• **THE TASK**:
Reproduce each of the lines word for word.

• **RECORDS FOR THIS EXERCISE**:
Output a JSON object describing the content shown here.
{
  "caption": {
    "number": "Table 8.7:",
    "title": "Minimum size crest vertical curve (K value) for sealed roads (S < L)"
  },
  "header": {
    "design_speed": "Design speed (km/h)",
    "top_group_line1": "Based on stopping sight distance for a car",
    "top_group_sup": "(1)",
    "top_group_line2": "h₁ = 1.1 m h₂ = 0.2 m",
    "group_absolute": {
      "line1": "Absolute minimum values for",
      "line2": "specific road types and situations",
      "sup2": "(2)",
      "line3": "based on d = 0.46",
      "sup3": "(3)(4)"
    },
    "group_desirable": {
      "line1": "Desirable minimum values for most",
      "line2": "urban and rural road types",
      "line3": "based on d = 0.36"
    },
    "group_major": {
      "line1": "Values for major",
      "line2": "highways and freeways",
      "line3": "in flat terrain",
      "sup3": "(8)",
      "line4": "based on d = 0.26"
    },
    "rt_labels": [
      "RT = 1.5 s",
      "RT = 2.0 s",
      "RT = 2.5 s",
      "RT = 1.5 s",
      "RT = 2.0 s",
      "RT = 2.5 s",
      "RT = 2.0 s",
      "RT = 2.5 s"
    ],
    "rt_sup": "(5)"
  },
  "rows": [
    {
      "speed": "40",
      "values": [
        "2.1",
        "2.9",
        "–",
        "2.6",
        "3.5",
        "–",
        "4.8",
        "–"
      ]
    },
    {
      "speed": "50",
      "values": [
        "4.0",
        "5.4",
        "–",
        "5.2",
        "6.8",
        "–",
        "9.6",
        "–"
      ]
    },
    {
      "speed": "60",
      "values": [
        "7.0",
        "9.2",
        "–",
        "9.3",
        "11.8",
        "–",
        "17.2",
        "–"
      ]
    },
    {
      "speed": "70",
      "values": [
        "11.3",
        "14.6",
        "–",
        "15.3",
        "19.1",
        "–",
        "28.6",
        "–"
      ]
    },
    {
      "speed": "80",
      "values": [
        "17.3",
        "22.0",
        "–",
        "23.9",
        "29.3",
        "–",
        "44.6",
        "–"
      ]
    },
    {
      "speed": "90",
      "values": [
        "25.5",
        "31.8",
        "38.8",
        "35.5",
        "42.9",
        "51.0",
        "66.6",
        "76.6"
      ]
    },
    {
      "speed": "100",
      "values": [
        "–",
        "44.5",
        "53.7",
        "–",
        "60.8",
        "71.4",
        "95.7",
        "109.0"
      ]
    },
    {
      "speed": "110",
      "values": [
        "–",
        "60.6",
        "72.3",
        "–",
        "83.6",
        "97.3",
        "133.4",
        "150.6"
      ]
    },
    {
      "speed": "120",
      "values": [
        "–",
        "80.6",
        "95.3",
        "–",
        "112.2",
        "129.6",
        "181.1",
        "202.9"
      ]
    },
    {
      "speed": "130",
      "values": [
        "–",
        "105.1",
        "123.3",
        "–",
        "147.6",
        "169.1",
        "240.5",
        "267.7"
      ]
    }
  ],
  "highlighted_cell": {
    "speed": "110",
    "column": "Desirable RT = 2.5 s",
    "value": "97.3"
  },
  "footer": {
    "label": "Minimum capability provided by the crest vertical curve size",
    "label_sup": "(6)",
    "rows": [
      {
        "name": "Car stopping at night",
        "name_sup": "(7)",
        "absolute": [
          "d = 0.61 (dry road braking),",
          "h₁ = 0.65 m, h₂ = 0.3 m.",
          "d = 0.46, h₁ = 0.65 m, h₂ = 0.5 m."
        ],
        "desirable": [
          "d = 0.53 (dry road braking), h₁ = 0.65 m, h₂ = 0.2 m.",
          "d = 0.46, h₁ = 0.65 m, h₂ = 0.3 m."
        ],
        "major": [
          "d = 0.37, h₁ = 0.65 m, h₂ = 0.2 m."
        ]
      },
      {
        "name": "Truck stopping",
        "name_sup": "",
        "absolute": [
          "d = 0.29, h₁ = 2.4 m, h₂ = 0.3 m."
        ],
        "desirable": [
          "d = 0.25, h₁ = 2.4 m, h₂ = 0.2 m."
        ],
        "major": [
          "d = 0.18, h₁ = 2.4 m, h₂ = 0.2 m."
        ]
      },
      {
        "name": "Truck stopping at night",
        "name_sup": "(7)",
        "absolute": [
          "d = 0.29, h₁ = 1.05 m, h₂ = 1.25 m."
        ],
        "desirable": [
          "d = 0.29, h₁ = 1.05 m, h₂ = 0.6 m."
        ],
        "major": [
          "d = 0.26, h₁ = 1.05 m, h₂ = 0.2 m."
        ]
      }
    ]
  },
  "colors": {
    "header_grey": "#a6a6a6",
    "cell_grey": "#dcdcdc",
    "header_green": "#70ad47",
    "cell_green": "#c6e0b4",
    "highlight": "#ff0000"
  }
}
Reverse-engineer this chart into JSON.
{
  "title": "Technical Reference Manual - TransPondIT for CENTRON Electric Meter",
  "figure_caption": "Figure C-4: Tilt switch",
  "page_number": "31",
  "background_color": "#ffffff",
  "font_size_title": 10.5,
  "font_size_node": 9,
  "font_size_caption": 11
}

• **WORKED SOLUTION**:
Output a JSON object describing the content shown here.
{
  "caption": {
    "number": "Table 8.7:",
    "title": "Minimum size crest vertical curve (K value) for sealed roads (S < L)"
  },
  "header": {
    "design_speed": "Design speed (km/h)",
    "top_group_line1": "Based on stopping sight distance for a car",
    "top_group_sup": "(1)",
    "top_group_line2": "h₁ = 1.1 m h₂ = 0.2 m",
    "group_absolute": {
      "line1": "Absolute minimum values for",
      "line2": "specific road types and situations",
      "sup2": "(2)",
      "line3": "based on d = 0.46",
      "sup3": "(3)(4)"
    },
    "group_desirable": {
      "line1": "Desirable minimum values for most",
      "line2": "urban and rural road types",
      "line3": "based on d = 0.36"
    },
    "group_major": {
      "line1": "Values for major",
      "line2": "highways and freeways",
      "line3": "in flat terrain",
      "sup3": "(8)",
      "line4": "based on d = 0.26"
    },
    "rt_labels": [
      "RT = 1.5 s",
      "RT = 2.0 s",
      "RT = 2.5 s",
      "RT = 1.5 s",
      "RT = 2.0 s",
      "RT = 2.5 s",
      "RT = 2.0 s",
      "RT = 2.5 s"
    ],
    "rt_sup": "(5)"
  },
  "rows": [
    {
      "speed": "40",
      "values": [
        "2.1",
        "2.9",
        "–",
        "2.6",
        "3.5",
        "–",
        "4.8",
        "–"
      ]
    },
    {
      "speed": "50",
      "values": [
        "4.0",
        "5.4",
        "–",
        "5.2",
        "6.8",
        "–",
        "9.6",
        "–"
      ]
    },
    {
      "speed": "60",
      "values": [
        "7.0",
        "9.2",
        "–",
        "9.3",
        "11.8",
        "–",
        "17.2",
        "–"
      ]
    },
    {
      "speed": "70",
      "values": [
        "11.3",
        "14.6",
        "–",
        "15.3",
        "19.1",
        "–",
        "28.6",
        "–"
      ]
    },
    {
      "speed": "80",
      "values": [
        "17.3",
        "22.0",
        "–",
        "23.9",
        "29.3",
        "–",
        "44.6",
        "–"
      ]
    },
    {
      "speed": "90",
      "values": [
        "25.5",
        "31.8",
        "38.8",
        "35.5",
        "42.9",
        "51.0",
        "66.6",
        "76.6"
      ]
    },
    {
      "speed": "100",
      "values": [
        "–",
        "44.5",
        "53.7",
        "–",
        "60.8",
        "71.4",
        "95.7",
        "109.0"
      ]
    },
    {
      "speed": "110",
      "values": [
        "–",
        "60.6",
        "72.3",
        "–",
        "83.6",
        "97.3",
        "133.4",
        "150.6"
      ]
    },
    {
      "speed": "120",
      "values": [
        "–",
        "80.6",
        "95.3",
        "–",
        "112.2",
        "129.6",
        "181.1",
        "202.9"
      ]
    },
    {
      "speed": "130",
      "values": [
        "–",
        "105.1",
        "123.3",
        "–",
        "147.6",
        "169.1",
        "240.5",
        "267.7"
      ]
    }
  ],
  "highlighted_cell": {
    "speed": "110",
    "column": "Desirable RT = 2.5 s",
    "value": "97.3"
  },
  "footer": {
    "label": "Minimum capability provided by the crest vertical curve size",
    "label_sup": "(6)",
    "rows": [
      {
        "name": "Car stopping at night",
        "name_sup": "(7)",
        "absolute": [
          "d = 0.61 (dry road braking),",
          "h₁ = 0.65 m, h₂ = 0.3 m.",
          "d = 0.46, h₁ = 0.65 m, h₂ = 0.5 m."
        ],
        "desirable": [
          "d = 0.53 (dry road braking), h₁ = 0.65 m, h₂ = 0.2 m.",
          "d = 0.46, h₁ = 0.65 m, h₂ = 0.3 m."
        ],
        "major": [
          "d = 0.37, h₁ = 0.65 m, h₂ = 0.2 m."
        ]
      },
      {
        "name": "Truck stopping",
        "name_sup": "",
        "absolute": [
          "d = 0.29, h₁ = 2.4 m, h₂ = 0.3 m."
        ],
        "desirable": [
          "d = 0.25, h₁ = 2.4 m, h₂ = 0.2 m."
        ],
        "major": [
          "d = 0.18, h₁ = 2.4 m, h₂ = 0.2 m."
        ]
      },
      {
        "name": "Truck stopping at night",
        "name_sup": "(7)",
        "absolute": [
          "d = 0.29, h₁ = 1.05 m, h₂ = 1.25 m."
        ],
        "desirable": [
          "d = 0.29, h₁ = 1.05 m, h₂ = 0.6 m."
        ],
        "major": [
          "d = 0.26, h₁ = 1.05 m, h₂ = 0.2 m."
        ]
      }
    ]
  },
  "colors": {
    "header_grey": "#a6a6a6",
    "cell_grey": "#dcdcdc",
    "header_green": "#70ad47",
    "cell_green": "#c6e0b4",
    "highlight": "#ff0000"
  }
}
Reverse-engineer this chart into JSON.
{
  "title": "Technical Reference Manual - TransPondIT for CENTRON Electric Meter",
  "figure_caption": "Figure C-4: Tilt switch",
  "page_number": "31",
  "background_color": "#ffffff",
  "font_size_title": 10.5,
  "font_size_node": 9,
  "font_size_caption": 11
}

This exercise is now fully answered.